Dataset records
▼

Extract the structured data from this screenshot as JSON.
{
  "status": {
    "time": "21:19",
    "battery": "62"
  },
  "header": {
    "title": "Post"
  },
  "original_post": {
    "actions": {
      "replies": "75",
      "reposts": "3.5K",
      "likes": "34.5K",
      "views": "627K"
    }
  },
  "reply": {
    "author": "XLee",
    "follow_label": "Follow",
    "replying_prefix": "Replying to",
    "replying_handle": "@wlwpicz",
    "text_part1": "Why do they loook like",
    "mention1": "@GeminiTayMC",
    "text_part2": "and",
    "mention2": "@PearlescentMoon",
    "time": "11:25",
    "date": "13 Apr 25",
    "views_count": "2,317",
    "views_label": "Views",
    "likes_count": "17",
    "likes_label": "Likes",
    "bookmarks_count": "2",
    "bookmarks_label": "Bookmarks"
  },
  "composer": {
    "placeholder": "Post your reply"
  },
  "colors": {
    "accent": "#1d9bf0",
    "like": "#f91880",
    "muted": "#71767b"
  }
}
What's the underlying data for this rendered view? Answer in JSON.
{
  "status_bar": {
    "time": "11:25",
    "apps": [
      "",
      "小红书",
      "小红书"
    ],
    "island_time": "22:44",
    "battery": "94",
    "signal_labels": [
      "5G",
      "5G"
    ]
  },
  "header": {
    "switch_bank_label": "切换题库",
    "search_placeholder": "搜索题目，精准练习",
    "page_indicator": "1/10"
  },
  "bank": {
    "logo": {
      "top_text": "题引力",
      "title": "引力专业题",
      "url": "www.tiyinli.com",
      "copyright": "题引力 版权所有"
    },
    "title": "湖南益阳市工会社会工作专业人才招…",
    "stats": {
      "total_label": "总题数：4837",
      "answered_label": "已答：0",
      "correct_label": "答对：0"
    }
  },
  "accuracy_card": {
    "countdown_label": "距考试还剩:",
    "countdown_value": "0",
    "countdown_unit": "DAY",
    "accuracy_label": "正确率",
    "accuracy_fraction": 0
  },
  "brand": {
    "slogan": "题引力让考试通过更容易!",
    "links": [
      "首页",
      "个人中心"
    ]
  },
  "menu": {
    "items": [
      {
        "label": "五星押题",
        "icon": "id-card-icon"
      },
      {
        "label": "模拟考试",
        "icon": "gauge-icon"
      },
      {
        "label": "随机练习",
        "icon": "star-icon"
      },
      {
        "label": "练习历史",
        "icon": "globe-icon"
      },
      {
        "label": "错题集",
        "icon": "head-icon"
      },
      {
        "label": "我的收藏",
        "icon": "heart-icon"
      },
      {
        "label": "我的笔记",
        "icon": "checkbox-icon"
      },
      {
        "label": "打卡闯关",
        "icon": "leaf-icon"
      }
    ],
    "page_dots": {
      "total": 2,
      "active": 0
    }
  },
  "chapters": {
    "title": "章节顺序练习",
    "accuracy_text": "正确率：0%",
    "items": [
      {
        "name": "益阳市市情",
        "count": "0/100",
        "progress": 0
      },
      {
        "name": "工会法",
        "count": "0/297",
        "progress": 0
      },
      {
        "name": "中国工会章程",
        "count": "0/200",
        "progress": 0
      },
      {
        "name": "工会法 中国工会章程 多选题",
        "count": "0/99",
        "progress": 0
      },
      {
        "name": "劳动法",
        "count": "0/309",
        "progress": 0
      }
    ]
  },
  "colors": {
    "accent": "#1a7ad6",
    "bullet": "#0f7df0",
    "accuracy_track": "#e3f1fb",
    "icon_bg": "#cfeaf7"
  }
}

▲

Written instruction: Make an exact copy of every entry.

Task answer:
Extract the structured data from this screenshot as JSON.
{
  "status": {
    "time": "21:19",
    "battery": "62"
  },
  "header": {
    "title": "Post"
  },
  "original_post": {
    "actions": {
      "replies": "75",
      "reposts": "3.5K",
      "likes": "34.5K",
      "views": "627K"
    }
  },
  "reply": {
    "author": "XLee",
    "follow_label": "Follow",
    "replying_prefix": "Replying to",
    "replying_handle": "@wlwpicz",
    "text_part1": "Why do they loook like",
    "mention1": "@GeminiTayMC",
    "text_part2": "and",
    "mention2": "@PearlescentMoon",
    "time": "11:25",
    "date": "13 Apr 25",
    "views_count": "2,317",
    "views_label": "Views",
    "likes_count": "17",
    "likes_label": "Likes",
    "bookmarks_count": "2",
    "bookmarks_label": "Bookmarks"
  },
  "composer": {
    "placeholder": "Post your reply"
  },
  "colors": {
    "accent": "#1d9bf0",
    "like": "#f91880",
    "muted": "#71767b"
  }
}
What's the underlying data for this rendered view? Answer in JSON.
{
  "status_bar": {
    "time": "11:25",
    "apps": [
      "",
      "小红书",
      "小红书"
    ],
    "island_time": "22:44",
    "battery": "94",
    "signal_labels": [
      "5G",
      "5G"
    ]
  },
  "header": {
    "switch_bank_label": "切换题库",
    "search_placeholder": "搜索题目，精准练习",
    "page_indicator": "1/10"
  },
  "bank": {
    "logo": {
      "top_text": "题引力",
      "title": "引力专业题",
      "url": "www.tiyinli.com",
      "copyright": "题引力 版权所有"
    },
    "title": "湖南益阳市工会社会工作专业人才招…",
    "stats": {
      "total_label": "总题数：4837",
      "answered_label": "已答：0",
      "correct_label": "答对：0"
    }
  },
  "accuracy_card": {
    "countdown_label": "距考试还剩:",
    "countdown_value": "0",
    "countdown_unit": "DAY",
    "accuracy_label": "正确率",
    "accuracy_fraction": 0
  },
  "brand": {
    "slogan": "题引力让考试通过更容易!",
    "links": [
      "首页",
      "个人中心"
    ]
  },
  "menu": {
    "items": [
      {
        "label": "五星押题",
        "icon": "id-card-icon"
      },
      {
        "label": "模拟考试",
        "icon": "gauge-icon"
      },
      {
        "label": "随机练习",
        "icon": "star-icon"
      },
      {
        "label": "练习历史",
        "icon": "globe-icon"
      },
      {
        "label": "错题集",
        "icon": "head-icon"
      },
      {
        "label": "我的收藏",
        "icon": "heart-icon"
      },
      {
        "label": "我的笔记",
        "icon": "checkbox-icon"
      },
      {
        "label": "打卡闯关",
        "icon": "leaf-icon"
      }
    ],
    "page_dots": {
      "total": 2,
      "active": 0
    }
  },
  "chapters": {
    "title": "章节顺序练习",
    "accuracy_text": "正确率：0%",
    "items": [
      {
        "name": "益阳市市情",
        "count": "0/100",
        "progress": 0
      },
      {
        "name": "工会法",
        "count": "0/297",
        "progress": 0
      },
      {
        "name": "中国工会章程",
        "count": "0/200",
        "progress": 0
      },
      {
        "name": "工会法 中国工会章程 多选题",
        "count": "0/99",
        "progress": 0
      },
      {
        "name": "劳动法",
        "count": "0/309",
        "progress": 0
      }
    ]
  },
  "colors": {
    "accent": "#1a7ad6",
    "bullet": "#0f7df0",
    "accuracy_track": "#e3f1fb",
    "icon_bg": "#cfeaf7"
  }
}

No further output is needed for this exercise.